Do this. Edit the records below by replacing every instance of "data-label" with "value-label" throughout, leaving all other text unchanged.

Material for this exercise.
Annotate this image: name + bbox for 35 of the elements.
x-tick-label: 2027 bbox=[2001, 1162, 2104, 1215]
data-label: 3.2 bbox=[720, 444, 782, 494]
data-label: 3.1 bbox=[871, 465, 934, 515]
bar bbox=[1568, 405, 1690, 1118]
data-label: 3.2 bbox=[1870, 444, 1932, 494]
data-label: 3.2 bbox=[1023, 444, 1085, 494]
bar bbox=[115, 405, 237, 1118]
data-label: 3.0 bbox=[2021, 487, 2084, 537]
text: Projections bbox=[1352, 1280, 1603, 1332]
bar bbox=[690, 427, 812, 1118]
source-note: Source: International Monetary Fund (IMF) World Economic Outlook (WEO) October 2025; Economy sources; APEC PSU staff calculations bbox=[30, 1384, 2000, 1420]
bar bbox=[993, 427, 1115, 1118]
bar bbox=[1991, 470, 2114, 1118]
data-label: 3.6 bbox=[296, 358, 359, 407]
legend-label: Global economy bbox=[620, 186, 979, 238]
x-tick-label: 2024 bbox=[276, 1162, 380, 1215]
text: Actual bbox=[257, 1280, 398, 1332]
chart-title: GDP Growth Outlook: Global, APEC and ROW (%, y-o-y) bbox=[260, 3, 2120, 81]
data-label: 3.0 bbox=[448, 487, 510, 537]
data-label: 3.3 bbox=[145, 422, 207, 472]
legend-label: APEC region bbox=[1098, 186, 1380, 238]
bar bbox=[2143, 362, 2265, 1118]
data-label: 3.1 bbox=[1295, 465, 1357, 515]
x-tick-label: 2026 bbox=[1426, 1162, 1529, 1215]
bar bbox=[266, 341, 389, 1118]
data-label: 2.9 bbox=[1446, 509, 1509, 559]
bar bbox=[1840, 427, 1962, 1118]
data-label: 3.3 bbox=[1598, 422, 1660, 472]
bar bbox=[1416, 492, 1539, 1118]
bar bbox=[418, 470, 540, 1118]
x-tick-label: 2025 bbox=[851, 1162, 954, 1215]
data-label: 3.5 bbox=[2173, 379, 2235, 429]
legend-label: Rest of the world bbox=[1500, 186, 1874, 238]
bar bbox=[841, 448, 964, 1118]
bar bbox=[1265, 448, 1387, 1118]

Response below.
Annotate this image: name + bbox for 35 of the elements.
x-tick-label: 2027 bbox=[2001, 1162, 2104, 1215]
value-label: 3.2 bbox=[720, 444, 782, 494]
value-label: 3.1 bbox=[871, 465, 934, 515]
bar bbox=[1568, 405, 1690, 1118]
value-label: 3.2 bbox=[1870, 444, 1932, 494]
value-label: 3.2 bbox=[1023, 444, 1085, 494]
bar bbox=[115, 405, 237, 1118]
value-label: 3.0 bbox=[2021, 487, 2084, 537]
text: Projections bbox=[1352, 1280, 1603, 1332]
bar bbox=[690, 427, 812, 1118]
source-note: Source: International Monetary Fund (IMF) World Economic Outlook (WEO) October 2025; Economy sources; APEC PSU staff calculations bbox=[30, 1384, 2000, 1420]
bar bbox=[993, 427, 1115, 1118]
bar bbox=[1991, 470, 2114, 1118]
value-label: 3.6 bbox=[296, 358, 359, 407]
legend-label: Global economy bbox=[620, 186, 979, 238]
x-tick-label: 2024 bbox=[276, 1162, 380, 1215]
text: Actual bbox=[257, 1280, 398, 1332]
chart-title: GDP Growth Outlook: Global, APEC and ROW (%, y-o-y) bbox=[260, 3, 2120, 81]
value-label: 3.0 bbox=[448, 487, 510, 537]
value-label: 3.3 bbox=[145, 422, 207, 472]
legend-label: APEC region bbox=[1098, 186, 1380, 238]
bar bbox=[2143, 362, 2265, 1118]
value-label: 3.1 bbox=[1295, 465, 1357, 515]
x-tick-label: 2026 bbox=[1426, 1162, 1529, 1215]
bar bbox=[266, 341, 389, 1118]
value-label: 2.9 bbox=[1446, 509, 1509, 559]
bar bbox=[1840, 427, 1962, 1118]
value-label: 3.3 bbox=[1598, 422, 1660, 472]
bar bbox=[1416, 492, 1539, 1118]
bar bbox=[418, 470, 540, 1118]
x-tick-label: 2025 bbox=[851, 1162, 954, 1215]
value-label: 3.5 bbox=[2173, 379, 2235, 429]
legend-label: Rest of the world bbox=[1500, 186, 1874, 238]
bar bbox=[841, 448, 964, 1118]
bar bbox=[1265, 448, 1387, 1118]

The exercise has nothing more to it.